[Dataset excerpt]
====================
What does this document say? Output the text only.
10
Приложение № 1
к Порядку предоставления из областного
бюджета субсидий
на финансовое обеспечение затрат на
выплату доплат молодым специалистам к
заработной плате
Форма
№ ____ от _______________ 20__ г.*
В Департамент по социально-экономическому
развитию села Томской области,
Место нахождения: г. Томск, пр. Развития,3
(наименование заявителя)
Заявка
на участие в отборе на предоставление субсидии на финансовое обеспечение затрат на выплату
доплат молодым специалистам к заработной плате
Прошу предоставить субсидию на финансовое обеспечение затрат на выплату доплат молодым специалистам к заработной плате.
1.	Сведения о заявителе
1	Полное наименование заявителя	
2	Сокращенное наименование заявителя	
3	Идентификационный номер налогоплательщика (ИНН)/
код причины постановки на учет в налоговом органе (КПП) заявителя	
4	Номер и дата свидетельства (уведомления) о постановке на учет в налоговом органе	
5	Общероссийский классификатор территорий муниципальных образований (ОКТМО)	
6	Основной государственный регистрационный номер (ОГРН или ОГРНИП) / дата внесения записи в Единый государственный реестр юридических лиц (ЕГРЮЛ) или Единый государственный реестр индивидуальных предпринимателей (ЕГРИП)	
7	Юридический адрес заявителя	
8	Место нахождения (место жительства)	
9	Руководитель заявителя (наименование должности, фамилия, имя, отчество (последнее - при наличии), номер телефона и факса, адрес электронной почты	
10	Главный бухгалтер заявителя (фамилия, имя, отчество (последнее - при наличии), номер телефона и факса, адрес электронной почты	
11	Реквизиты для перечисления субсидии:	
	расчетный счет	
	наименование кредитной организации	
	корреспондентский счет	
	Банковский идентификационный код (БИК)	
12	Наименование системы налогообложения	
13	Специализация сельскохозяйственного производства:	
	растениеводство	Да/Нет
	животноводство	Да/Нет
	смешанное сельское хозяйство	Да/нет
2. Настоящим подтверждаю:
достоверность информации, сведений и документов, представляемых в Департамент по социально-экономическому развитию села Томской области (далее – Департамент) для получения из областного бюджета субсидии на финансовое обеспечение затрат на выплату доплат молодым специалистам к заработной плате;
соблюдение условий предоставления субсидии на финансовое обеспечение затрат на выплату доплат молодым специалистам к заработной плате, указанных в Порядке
====================
→ **Directions**:
Count the lines in the records above that contain the word "Томской", and give only that number.

→ **Output for this task**:
2